- [The task]
Reproduce all the material exactly, minus any pictures it holds.

- [Record set]
───

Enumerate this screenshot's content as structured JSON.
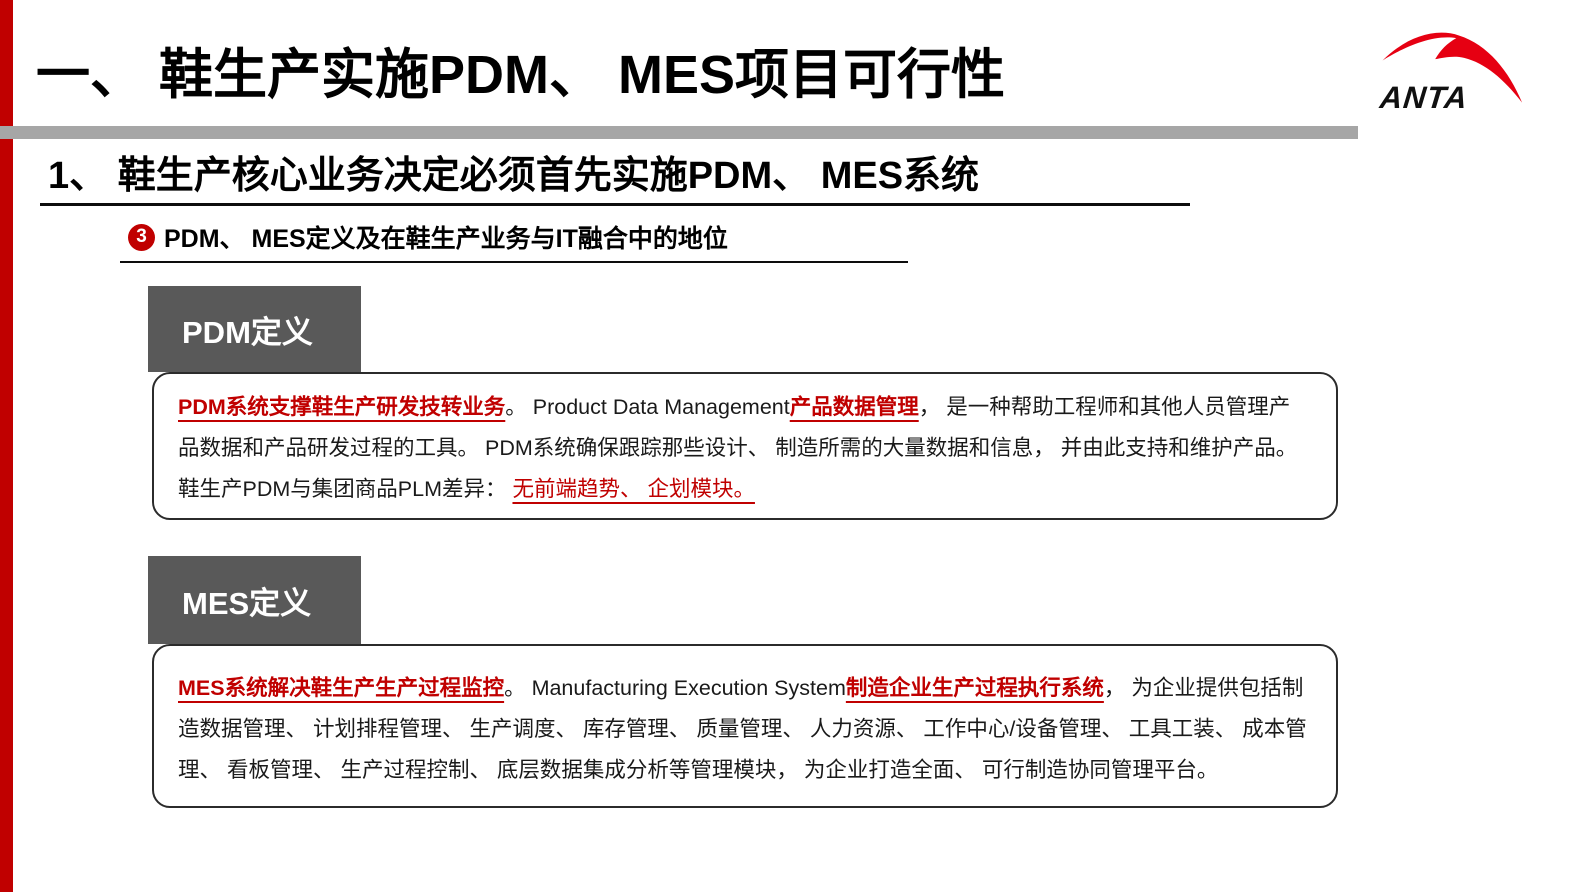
{
  "colors": {
    "red": "#C00000",
    "logo_red": "#E60012",
    "tab_gray": "#595959",
    "divider_gray": "#A6A6A6"
  },
  "header": {
    "title": "一、 鞋生产实施PDM、 MES项目可行性",
    "logo_text": "ANTA"
  },
  "section": {
    "heading": "1、 鞋生产核心业务决定必须首先实施PDM、 MES系统"
  },
  "topic": {
    "marker": "3",
    "label": "PDM、 MES定义及在鞋生产业务与IT融合中的地位"
  },
  "pdm": {
    "tab_label": "PDM定义",
    "segments": [
      {
        "text": "PDM系统支撑鞋生产研发技转业务",
        "style": "red-bold-underline"
      },
      {
        "text": "。 Product Data Management",
        "style": "plain"
      },
      {
        "text": "产品数据管理",
        "style": "red-bold-underline"
      },
      {
        "text": "， 是一种帮助工程师和其他人员管理产品数据和产品研发过程的工具。 PDM系统确保跟踪那些设计、 制造所需的大量数据和信息， 并由此支持和维护产品。 鞋生产PDM与集团商品PLM差异： ",
        "style": "plain"
      },
      {
        "text": "无前端趋势、 企划模块。",
        "style": "red-underline"
      }
    ]
  },
  "mes": {
    "tab_label": "MES定义",
    "segments": [
      {
        "text": "MES系统解决鞋生产生产过程监控",
        "style": "red-bold-underline"
      },
      {
        "text": "。 Manufacturing Execution System",
        "style": "plain"
      },
      {
        "text": "制造企业生产过程执行系统",
        "style": "red-bold-underline"
      },
      {
        "text": "， 为企业提供包括制造数据管理、 计划排程管理、 生产调度、 库存管理、 质量管理、 人力资源、 工作中心/设备管理、 工具工装、 成本管理、 看板管理、 生产过程控制、 底层数据集成分析等管理模块， 为企业打造全面、 可行制造协同管理平台。",
        "style": "plain"
      }
    ]
  }
}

───

- [Result of this exercise]
Enumerate this screenshot's content as structured JSON.
{
  "colors": {
    "red": "#C00000",
    "logo_red": "#E60012",
    "tab_gray": "#595959",
    "divider_gray": "#A6A6A6"
  },
  "header": {
    "title": "一、 鞋生产实施PDM、 MES项目可行性",
    "logo_text": "ANTA"
  },
  "section": {
    "heading": "1、 鞋生产核心业务决定必须首先实施PDM、 MES系统"
  },
  "topic": {
    "marker": "3",
    "label": "PDM、 MES定义及在鞋生产业务与IT融合中的地位"
  },
  "pdm": {
    "tab_label": "PDM定义",
    "segments": [
      {
        "text": "PDM系统支撑鞋生产研发技转业务",
        "style": "red-bold-underline"
      },
      {
        "text": "。 Product Data Management",
        "style": "plain"
      },
      {
        "text": "产品数据管理",
        "style": "red-bold-underline"
      },
      {
        "text": "， 是一种帮助工程师和其他人员管理产品数据和产品研发过程的工具。 PDM系统确保跟踪那些设计、 制造所需的大量数据和信息， 并由此支持和维护产品。 鞋生产PDM与集团商品PLM差异： ",
        "style": "plain"
      },
      {
        "text": "无前端趋势、 企划模块。",
        "style": "red-underline"
      }
    ]
  },
  "mes": {
    "tab_label": "MES定义",
    "segments": [
      {
        "text": "MES系统解决鞋生产生产过程监控",
        "style": "red-bold-underline"
      },
      {
        "text": "。 Manufacturing Execution System",
        "style": "plain"
      },
      {
        "text": "制造企业生产过程执行系统",
        "style": "red-bold-underline"
      },
      {
        "text": "， 为企业提供包括制造数据管理、 计划排程管理、 生产调度、 库存管理、 质量管理、 人力资源、 工作中心/设备管理、 工具工装、 成本管理、 看板管理、 生产过程控制、 底层数据集成分析等管理模块， 为企业打造全面、 可行制造协同管理平台。",
        "style": "plain"
      }
    ]
  }
}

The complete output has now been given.